**What is expected**
Retype the line where "Transcribe this image's" appears and each line that follows it down to the last line of the records below. Leave the pictures out.

(Data excerpts)
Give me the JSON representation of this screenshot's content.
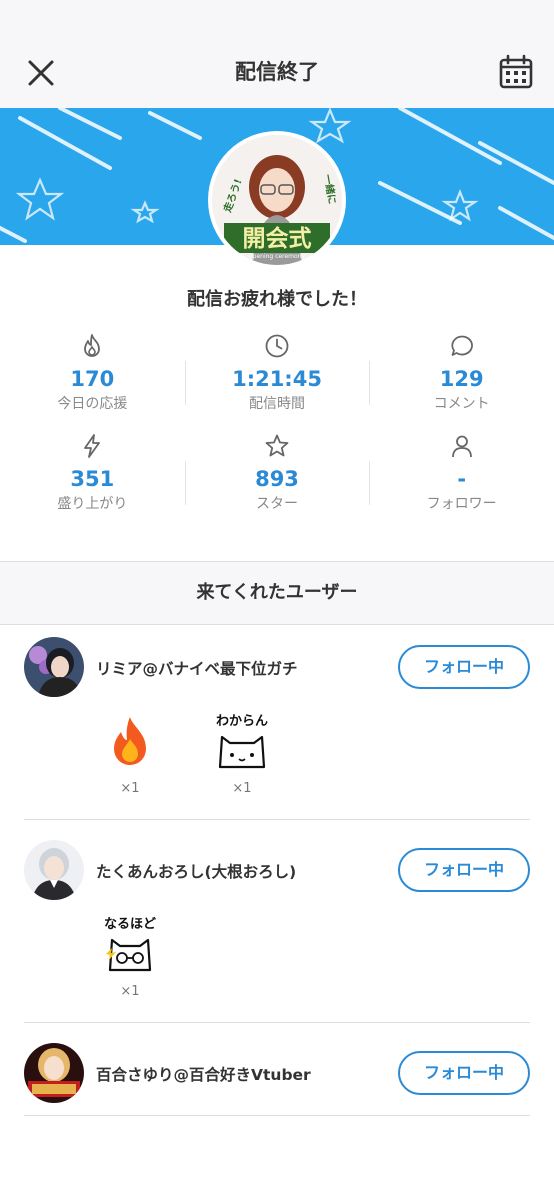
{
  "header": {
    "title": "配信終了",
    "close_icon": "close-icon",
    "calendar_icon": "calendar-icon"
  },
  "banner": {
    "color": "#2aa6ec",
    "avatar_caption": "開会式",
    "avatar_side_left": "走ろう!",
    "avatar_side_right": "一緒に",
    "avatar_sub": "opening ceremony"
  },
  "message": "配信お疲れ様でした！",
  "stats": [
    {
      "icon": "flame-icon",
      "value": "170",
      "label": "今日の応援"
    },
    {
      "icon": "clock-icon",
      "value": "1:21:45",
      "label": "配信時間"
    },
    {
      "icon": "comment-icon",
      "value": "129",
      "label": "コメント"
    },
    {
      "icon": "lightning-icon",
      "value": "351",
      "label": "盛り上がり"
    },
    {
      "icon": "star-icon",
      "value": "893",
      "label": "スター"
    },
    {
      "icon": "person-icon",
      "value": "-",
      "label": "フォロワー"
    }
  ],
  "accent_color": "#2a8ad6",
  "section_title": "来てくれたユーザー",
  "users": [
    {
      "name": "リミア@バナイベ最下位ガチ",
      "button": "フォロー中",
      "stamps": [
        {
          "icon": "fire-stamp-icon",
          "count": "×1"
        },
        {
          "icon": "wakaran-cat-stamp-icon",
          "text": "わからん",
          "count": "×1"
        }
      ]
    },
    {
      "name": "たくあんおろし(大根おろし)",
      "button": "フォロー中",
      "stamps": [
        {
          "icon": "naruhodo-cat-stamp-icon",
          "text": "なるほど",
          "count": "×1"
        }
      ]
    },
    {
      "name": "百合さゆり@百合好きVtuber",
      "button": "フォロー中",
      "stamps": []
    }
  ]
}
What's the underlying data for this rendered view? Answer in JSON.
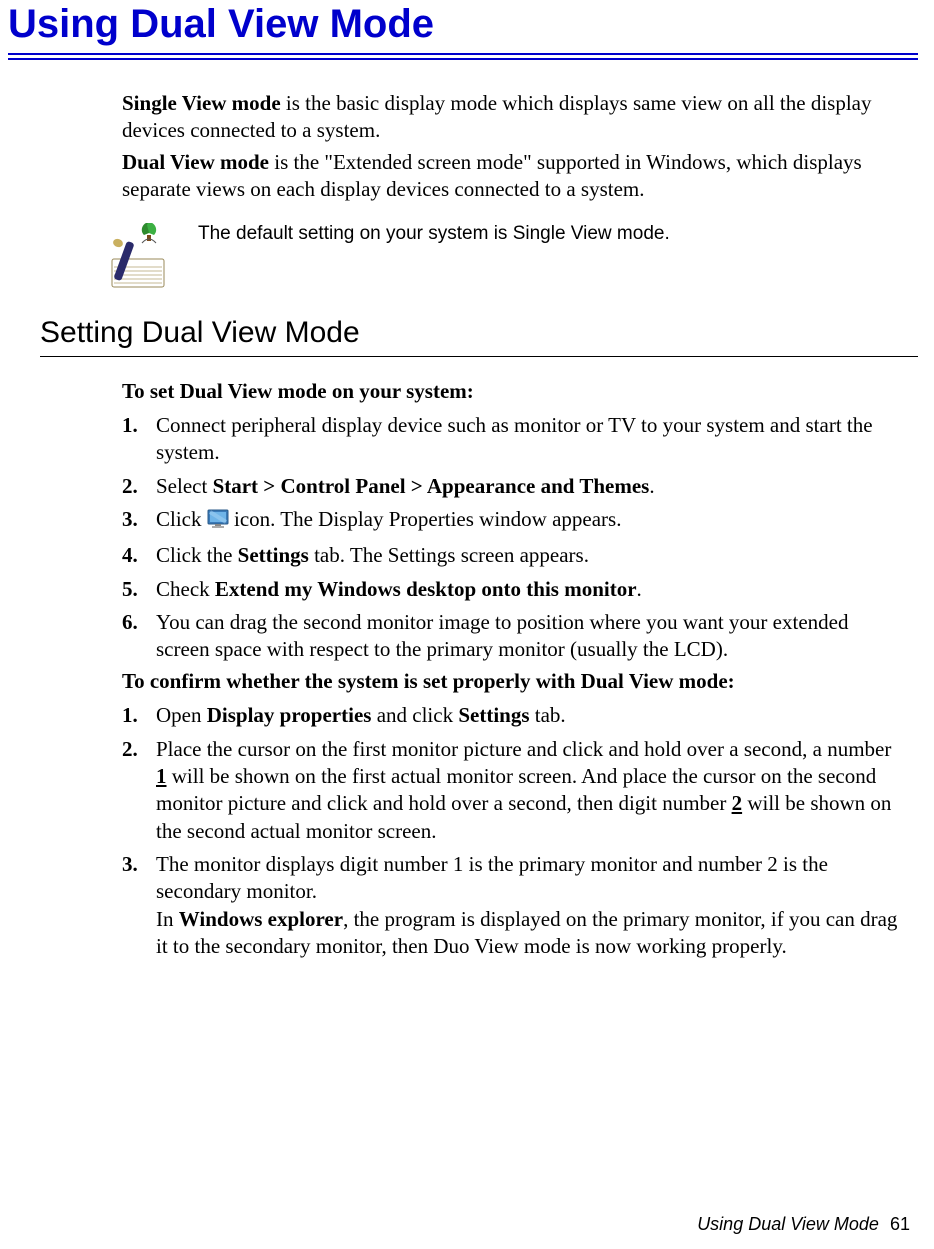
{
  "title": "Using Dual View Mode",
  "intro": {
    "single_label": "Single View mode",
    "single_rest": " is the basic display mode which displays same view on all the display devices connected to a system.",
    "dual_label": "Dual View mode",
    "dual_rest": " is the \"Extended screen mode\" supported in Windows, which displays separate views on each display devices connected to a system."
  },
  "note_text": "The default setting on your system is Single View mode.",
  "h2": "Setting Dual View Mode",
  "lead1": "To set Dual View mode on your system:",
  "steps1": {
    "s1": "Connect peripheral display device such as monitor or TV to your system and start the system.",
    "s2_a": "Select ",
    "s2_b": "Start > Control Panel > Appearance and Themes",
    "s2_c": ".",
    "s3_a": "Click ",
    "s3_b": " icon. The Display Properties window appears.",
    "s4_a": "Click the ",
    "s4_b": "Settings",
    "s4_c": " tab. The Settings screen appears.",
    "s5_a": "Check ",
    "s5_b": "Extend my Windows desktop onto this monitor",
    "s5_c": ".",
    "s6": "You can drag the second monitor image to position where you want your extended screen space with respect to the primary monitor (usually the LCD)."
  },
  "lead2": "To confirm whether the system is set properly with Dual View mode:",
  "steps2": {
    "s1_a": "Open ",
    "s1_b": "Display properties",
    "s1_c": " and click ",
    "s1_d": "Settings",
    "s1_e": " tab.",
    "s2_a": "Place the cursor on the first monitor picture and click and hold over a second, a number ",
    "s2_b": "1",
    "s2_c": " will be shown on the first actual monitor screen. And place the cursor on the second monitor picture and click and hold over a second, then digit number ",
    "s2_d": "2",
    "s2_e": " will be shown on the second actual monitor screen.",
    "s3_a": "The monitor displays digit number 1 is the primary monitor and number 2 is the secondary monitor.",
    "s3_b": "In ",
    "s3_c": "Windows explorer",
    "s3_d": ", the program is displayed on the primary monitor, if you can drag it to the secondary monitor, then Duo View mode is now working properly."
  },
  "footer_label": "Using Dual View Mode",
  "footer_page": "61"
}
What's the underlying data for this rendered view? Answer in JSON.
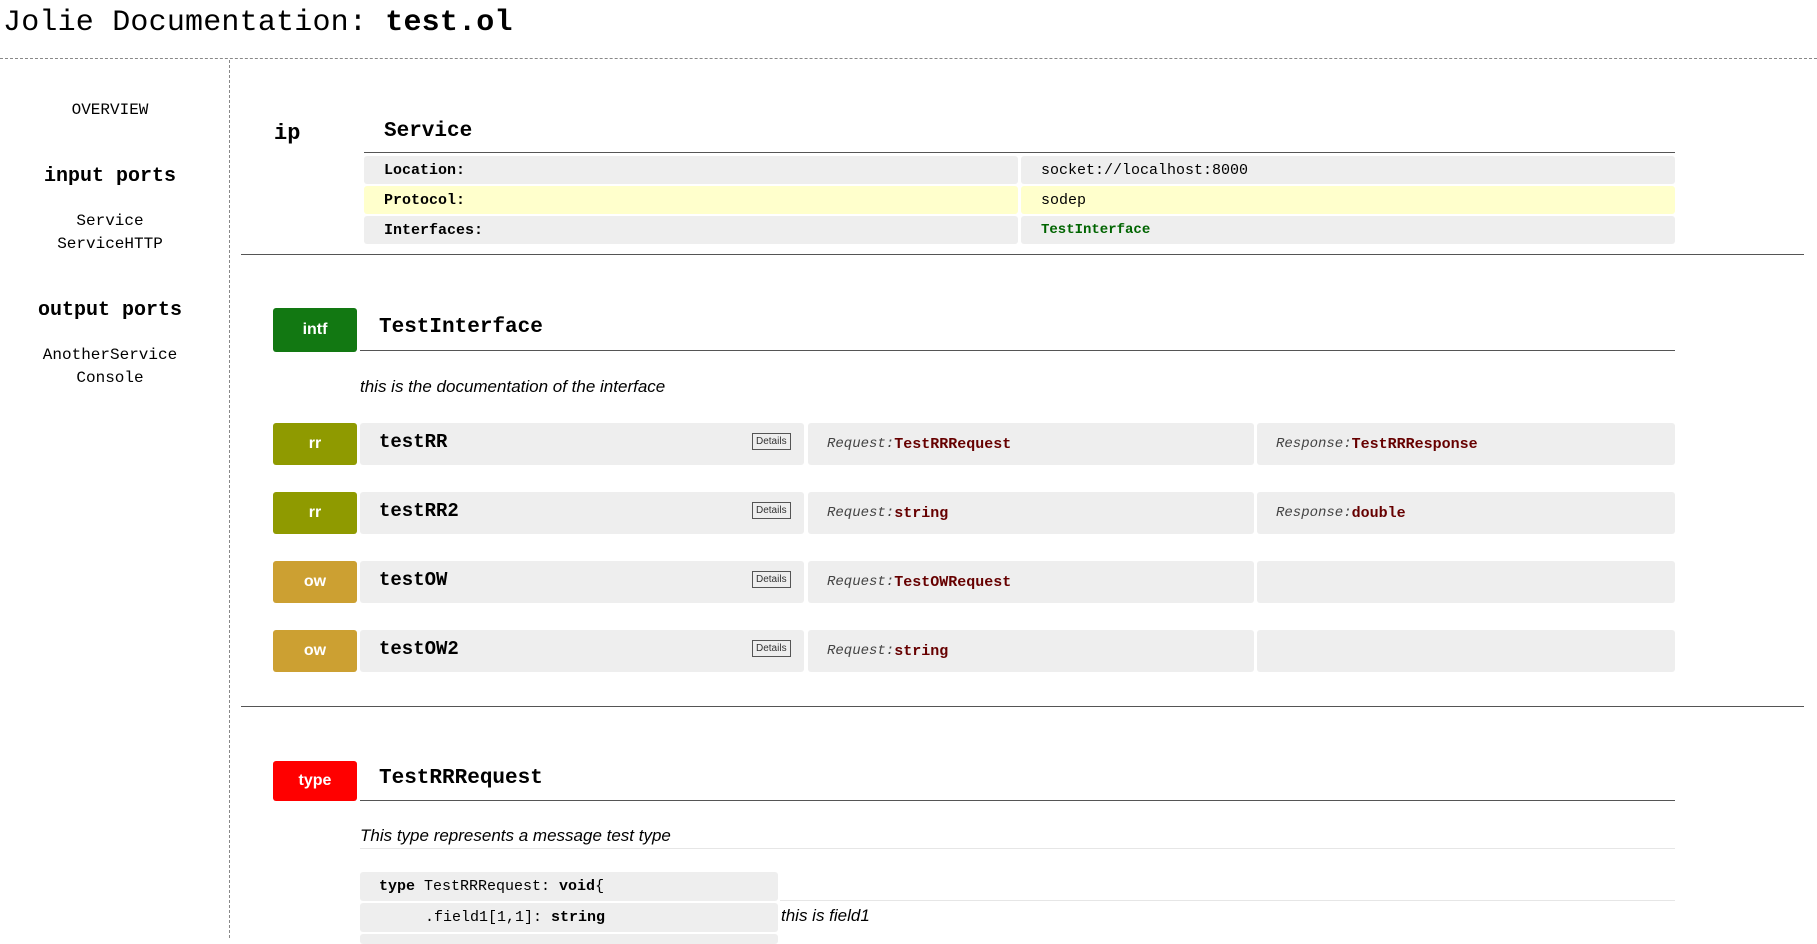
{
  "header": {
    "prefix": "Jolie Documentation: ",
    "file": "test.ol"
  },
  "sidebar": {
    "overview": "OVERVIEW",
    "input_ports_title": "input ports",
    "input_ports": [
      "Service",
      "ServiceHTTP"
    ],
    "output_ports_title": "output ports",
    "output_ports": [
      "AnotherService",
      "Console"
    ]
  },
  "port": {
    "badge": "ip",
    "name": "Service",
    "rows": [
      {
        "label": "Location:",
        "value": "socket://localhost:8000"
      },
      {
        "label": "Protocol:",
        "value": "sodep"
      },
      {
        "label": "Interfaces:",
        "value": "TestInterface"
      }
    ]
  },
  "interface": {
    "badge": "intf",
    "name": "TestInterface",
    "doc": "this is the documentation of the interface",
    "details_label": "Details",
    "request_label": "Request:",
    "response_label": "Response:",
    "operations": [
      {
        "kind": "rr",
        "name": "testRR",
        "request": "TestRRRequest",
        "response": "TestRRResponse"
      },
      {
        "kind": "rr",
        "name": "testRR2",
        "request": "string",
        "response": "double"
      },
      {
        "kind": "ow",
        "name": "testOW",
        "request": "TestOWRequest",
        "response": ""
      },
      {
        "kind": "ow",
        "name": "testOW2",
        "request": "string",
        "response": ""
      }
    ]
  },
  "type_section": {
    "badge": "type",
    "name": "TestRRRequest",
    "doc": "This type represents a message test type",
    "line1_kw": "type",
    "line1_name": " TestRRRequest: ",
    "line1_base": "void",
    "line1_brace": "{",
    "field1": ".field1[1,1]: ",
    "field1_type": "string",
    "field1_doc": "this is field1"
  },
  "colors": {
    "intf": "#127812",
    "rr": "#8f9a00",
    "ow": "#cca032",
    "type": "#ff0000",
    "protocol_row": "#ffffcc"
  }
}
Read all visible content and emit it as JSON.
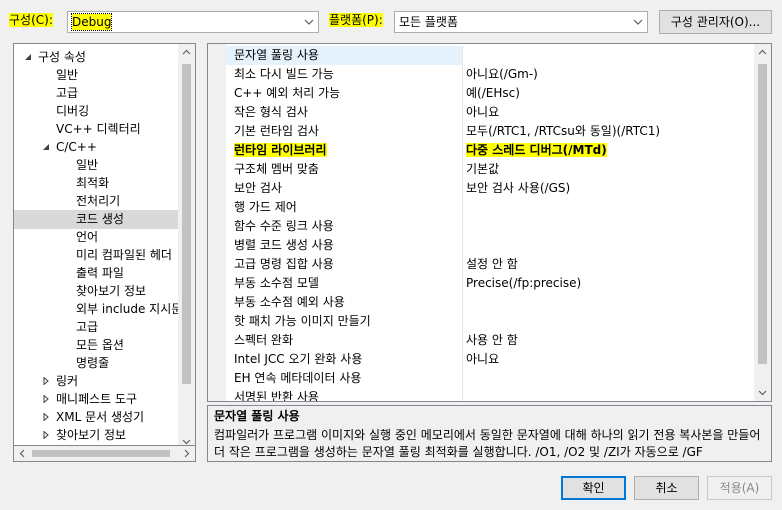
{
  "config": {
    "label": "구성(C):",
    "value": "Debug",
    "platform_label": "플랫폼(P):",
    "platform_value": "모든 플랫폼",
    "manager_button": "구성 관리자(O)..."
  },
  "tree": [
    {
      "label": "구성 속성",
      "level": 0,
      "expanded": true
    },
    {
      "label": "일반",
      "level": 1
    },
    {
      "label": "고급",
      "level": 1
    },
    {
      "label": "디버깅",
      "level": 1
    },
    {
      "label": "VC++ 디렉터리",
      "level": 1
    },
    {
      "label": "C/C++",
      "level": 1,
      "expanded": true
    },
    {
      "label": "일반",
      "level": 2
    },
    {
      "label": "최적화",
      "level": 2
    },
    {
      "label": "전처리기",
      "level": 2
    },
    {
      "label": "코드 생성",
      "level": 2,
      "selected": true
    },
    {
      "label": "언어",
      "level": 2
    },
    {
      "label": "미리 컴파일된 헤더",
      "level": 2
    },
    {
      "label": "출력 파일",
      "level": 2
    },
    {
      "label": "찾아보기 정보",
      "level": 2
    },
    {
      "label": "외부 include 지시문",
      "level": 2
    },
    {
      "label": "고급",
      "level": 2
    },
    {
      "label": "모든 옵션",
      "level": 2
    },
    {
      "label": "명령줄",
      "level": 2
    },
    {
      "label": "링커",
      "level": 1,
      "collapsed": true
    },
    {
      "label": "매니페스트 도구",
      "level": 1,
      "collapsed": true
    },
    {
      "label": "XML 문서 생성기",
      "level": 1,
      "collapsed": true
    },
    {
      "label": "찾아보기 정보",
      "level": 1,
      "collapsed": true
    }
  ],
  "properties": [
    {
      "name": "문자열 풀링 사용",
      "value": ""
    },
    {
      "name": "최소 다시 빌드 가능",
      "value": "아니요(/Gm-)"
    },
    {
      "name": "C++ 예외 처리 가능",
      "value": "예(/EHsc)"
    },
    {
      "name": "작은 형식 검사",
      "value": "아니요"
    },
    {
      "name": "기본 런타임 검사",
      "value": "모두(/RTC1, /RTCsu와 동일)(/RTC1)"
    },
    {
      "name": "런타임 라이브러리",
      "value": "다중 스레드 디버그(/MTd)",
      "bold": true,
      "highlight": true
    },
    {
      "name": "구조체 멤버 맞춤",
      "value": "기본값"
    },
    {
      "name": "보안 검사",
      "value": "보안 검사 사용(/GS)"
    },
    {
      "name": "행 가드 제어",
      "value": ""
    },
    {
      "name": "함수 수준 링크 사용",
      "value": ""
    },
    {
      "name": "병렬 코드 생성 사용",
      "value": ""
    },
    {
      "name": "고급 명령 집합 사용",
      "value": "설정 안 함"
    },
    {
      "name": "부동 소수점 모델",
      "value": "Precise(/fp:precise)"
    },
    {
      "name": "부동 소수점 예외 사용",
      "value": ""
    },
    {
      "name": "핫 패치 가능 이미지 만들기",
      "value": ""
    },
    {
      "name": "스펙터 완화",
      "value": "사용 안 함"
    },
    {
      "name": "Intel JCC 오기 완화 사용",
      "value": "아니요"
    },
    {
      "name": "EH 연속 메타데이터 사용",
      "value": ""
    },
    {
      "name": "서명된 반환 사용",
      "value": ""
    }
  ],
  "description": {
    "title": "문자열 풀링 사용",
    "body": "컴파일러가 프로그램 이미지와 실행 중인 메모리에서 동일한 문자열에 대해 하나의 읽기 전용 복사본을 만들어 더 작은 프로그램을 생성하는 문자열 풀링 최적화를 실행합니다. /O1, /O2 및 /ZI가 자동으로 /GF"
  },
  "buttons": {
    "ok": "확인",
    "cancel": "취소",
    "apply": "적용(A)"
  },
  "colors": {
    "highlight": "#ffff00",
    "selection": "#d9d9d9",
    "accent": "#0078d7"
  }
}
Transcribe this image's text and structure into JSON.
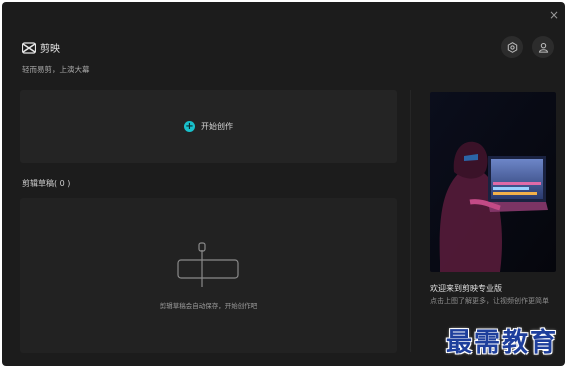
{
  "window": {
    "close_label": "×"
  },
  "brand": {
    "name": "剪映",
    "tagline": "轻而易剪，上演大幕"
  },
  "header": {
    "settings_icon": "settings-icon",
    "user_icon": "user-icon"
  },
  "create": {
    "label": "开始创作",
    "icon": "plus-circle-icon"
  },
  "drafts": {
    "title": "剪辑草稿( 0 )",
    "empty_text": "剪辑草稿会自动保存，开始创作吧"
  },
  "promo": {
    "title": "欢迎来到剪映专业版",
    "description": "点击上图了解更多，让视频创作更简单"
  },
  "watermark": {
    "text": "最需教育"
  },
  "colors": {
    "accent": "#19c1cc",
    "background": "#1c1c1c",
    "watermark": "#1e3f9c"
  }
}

**Answer in full**
Transcribe this image's text and structure into JSON.
{
  "window": {
    "close_label": "×"
  },
  "brand": {
    "name": "剪映",
    "tagline": "轻而易剪，上演大幕"
  },
  "header": {
    "settings_icon": "settings-icon",
    "user_icon": "user-icon"
  },
  "create": {
    "label": "开始创作",
    "icon": "plus-circle-icon"
  },
  "drafts": {
    "title": "剪辑草稿( 0 )",
    "empty_text": "剪辑草稿会自动保存，开始创作吧"
  },
  "promo": {
    "title": "欢迎来到剪映专业版",
    "description": "点击上图了解更多，让视频创作更简单"
  },
  "watermark": {
    "text": "最需教育"
  },
  "colors": {
    "accent": "#19c1cc",
    "background": "#1c1c1c",
    "watermark": "#1e3f9c"
  }
}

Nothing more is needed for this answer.